**Short problem**:
Repeat, exactly and alone, every line from the line that contains "Output the text content of this document." to the end of the entries.

**Excerpted data**:
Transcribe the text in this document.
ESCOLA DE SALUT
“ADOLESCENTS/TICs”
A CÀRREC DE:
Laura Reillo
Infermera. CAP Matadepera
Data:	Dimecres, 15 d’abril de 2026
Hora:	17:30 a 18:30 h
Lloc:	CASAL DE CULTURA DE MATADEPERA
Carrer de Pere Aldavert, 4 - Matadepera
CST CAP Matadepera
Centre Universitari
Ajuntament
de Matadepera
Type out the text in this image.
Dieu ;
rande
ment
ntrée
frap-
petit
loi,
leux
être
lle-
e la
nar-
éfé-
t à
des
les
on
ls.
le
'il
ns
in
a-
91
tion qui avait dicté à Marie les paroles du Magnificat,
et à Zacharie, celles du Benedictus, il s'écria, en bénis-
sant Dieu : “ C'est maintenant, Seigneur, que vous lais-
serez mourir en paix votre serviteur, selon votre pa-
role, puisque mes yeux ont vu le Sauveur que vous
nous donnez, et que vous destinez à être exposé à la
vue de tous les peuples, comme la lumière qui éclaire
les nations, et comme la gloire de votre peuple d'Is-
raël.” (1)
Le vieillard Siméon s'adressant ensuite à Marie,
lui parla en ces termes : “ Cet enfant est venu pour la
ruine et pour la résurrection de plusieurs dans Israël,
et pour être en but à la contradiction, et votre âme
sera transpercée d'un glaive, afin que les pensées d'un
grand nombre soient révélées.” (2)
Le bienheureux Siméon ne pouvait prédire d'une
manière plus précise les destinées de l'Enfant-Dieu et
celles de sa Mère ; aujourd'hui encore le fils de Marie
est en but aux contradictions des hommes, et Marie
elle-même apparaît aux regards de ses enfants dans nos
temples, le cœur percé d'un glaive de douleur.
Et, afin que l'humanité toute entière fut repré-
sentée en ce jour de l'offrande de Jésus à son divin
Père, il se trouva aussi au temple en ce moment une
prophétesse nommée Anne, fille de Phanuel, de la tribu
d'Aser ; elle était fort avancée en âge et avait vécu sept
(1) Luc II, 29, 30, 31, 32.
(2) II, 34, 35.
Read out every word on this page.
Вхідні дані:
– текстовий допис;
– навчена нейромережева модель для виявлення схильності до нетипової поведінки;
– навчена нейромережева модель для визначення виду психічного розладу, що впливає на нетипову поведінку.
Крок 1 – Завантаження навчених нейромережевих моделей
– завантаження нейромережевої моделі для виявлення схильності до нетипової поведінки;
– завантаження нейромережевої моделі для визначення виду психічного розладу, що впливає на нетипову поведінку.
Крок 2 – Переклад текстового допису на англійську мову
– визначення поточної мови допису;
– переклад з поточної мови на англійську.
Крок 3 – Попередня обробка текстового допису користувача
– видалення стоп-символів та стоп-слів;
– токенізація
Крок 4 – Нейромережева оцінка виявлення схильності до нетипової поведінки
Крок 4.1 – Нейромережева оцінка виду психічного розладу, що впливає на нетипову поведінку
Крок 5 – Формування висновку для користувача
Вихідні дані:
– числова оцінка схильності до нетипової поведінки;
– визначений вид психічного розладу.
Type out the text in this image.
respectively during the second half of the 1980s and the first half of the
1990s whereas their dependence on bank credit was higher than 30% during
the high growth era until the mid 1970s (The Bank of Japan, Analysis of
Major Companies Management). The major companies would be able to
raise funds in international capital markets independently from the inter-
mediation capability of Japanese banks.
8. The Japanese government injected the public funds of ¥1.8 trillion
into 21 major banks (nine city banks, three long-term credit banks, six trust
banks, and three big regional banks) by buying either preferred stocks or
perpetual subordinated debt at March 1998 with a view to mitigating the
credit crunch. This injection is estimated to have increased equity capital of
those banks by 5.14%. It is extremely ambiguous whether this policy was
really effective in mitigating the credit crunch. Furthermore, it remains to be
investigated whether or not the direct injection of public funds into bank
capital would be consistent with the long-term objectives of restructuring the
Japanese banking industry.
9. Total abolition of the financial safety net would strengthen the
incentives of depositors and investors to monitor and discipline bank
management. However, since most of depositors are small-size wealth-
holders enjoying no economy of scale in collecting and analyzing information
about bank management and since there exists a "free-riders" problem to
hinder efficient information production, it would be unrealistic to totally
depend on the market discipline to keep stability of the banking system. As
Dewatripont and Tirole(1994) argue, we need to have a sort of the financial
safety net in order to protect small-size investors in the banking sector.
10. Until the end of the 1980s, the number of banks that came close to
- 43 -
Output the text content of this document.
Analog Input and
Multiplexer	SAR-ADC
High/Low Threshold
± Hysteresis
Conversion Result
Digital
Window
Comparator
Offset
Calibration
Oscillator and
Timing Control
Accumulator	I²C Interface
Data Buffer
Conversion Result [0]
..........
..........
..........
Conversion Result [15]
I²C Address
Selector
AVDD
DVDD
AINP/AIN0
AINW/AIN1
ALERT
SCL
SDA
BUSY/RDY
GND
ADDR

**Task output**:
Output the text content of this document.
Analog Input and
Multiplexer	SAR-ADC
High/Low Threshold
± Hysteresis
Conversion Result
Digital
Window
Comparator
Offset
Calibration
Oscillator and
Timing Control
Accumulator	I²C Interface
Data Buffer
Conversion Result [0]
..........
..........
..........
Conversion Result [15]
I²C Address
Selector
AVDD
DVDD
AINP/AIN0
AINW/AIN1
ALERT
SCL
SDA
BUSY/RDY
GND
ADDR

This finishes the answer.